# The exercise:
Within the material below, find each line bearing the word "뒤처리를" and present it.

Recorded data:
--
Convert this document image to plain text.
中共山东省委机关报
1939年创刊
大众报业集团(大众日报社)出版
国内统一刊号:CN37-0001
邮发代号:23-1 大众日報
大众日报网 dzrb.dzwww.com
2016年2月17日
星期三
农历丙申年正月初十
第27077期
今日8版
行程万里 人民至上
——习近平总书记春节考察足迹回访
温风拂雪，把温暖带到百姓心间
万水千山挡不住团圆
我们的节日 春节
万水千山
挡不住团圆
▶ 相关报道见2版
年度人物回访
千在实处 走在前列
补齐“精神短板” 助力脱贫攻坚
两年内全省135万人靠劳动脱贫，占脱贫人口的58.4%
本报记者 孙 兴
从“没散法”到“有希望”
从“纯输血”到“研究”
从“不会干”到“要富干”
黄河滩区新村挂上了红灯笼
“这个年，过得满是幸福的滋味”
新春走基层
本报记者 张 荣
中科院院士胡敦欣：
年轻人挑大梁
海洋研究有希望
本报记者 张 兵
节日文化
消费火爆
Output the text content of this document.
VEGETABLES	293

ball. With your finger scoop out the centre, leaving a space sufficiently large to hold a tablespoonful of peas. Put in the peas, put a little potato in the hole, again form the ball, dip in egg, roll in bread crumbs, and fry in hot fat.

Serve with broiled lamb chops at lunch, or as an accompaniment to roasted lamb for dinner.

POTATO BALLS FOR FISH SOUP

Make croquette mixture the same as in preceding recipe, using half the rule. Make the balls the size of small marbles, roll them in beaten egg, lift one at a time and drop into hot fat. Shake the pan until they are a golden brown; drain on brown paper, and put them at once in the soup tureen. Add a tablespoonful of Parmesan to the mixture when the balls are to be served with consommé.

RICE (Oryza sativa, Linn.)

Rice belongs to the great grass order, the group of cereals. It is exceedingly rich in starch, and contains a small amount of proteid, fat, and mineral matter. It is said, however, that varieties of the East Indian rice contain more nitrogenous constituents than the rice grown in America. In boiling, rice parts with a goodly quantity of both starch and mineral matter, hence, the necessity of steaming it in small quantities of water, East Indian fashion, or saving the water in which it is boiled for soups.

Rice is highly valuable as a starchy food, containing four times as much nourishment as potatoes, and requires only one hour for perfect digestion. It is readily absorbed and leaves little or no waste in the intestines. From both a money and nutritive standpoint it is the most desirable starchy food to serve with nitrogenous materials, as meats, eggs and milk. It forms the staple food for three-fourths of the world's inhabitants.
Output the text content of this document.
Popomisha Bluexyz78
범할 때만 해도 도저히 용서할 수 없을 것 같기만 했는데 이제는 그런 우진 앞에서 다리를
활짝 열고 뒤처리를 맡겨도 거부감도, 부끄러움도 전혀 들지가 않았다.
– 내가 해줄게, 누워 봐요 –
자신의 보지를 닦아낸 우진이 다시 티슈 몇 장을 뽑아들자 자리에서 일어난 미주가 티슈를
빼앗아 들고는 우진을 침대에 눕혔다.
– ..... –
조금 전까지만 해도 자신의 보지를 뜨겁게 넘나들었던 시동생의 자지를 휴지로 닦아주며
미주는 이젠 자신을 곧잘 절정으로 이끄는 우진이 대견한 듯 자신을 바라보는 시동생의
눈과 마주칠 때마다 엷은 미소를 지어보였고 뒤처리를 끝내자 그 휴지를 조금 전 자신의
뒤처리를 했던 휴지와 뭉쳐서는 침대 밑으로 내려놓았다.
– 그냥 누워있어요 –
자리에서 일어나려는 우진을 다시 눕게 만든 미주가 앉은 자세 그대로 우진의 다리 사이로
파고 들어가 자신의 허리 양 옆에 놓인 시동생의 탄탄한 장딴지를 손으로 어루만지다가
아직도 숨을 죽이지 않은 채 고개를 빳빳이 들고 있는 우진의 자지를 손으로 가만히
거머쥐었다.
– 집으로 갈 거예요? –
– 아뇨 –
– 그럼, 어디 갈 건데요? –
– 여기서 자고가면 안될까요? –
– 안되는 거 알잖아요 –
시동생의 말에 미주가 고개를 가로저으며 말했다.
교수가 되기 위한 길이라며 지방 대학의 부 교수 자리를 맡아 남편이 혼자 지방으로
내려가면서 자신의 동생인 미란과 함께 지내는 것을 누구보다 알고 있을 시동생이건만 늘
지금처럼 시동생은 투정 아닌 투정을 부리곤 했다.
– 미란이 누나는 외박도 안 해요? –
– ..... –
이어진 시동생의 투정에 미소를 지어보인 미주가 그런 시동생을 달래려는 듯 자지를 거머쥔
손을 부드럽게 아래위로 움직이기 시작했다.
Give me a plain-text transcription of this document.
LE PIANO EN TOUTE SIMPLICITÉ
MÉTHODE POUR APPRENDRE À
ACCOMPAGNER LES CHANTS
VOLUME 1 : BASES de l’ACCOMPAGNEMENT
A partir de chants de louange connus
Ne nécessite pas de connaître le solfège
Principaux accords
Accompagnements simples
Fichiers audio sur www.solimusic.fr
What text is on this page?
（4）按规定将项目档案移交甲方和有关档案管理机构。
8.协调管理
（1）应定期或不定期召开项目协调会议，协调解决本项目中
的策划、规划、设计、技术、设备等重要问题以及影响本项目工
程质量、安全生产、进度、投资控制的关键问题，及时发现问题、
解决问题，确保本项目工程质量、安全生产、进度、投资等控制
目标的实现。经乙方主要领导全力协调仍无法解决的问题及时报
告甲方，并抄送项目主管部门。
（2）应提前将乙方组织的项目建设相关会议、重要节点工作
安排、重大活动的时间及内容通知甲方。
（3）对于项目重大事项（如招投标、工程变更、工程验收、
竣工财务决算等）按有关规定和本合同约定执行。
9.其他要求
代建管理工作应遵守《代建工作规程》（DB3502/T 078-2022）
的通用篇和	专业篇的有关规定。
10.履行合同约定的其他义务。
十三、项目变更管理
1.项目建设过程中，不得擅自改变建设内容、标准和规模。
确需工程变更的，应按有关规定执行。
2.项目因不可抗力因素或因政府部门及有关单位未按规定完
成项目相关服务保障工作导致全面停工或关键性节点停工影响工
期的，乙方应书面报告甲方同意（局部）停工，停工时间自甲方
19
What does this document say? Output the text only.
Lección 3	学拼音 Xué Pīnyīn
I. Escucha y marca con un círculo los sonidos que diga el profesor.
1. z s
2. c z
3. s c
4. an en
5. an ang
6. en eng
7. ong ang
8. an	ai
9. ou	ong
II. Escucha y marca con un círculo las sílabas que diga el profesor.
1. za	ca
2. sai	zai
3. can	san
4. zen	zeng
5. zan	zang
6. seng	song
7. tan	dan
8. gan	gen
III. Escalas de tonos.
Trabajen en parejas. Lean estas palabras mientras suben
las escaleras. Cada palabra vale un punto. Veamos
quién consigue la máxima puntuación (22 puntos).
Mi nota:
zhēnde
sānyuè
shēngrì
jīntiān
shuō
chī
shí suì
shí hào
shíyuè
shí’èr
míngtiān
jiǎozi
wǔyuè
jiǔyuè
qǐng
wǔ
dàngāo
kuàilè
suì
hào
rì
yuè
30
--
# Reply to the exercise:
활짝 열고 뒤처리를 맡겨도 거부감도, 부끄러움도 전혀 들지가 않았다.
눈과 마주칠 때마다 엷은 미소를 지어보였고 뒤처리를 끝내자 그 휴지를 조금 전 자신의
뒤처리를 했던 휴지와 뭉쳐서는 침대 밑으로 내려놓았다.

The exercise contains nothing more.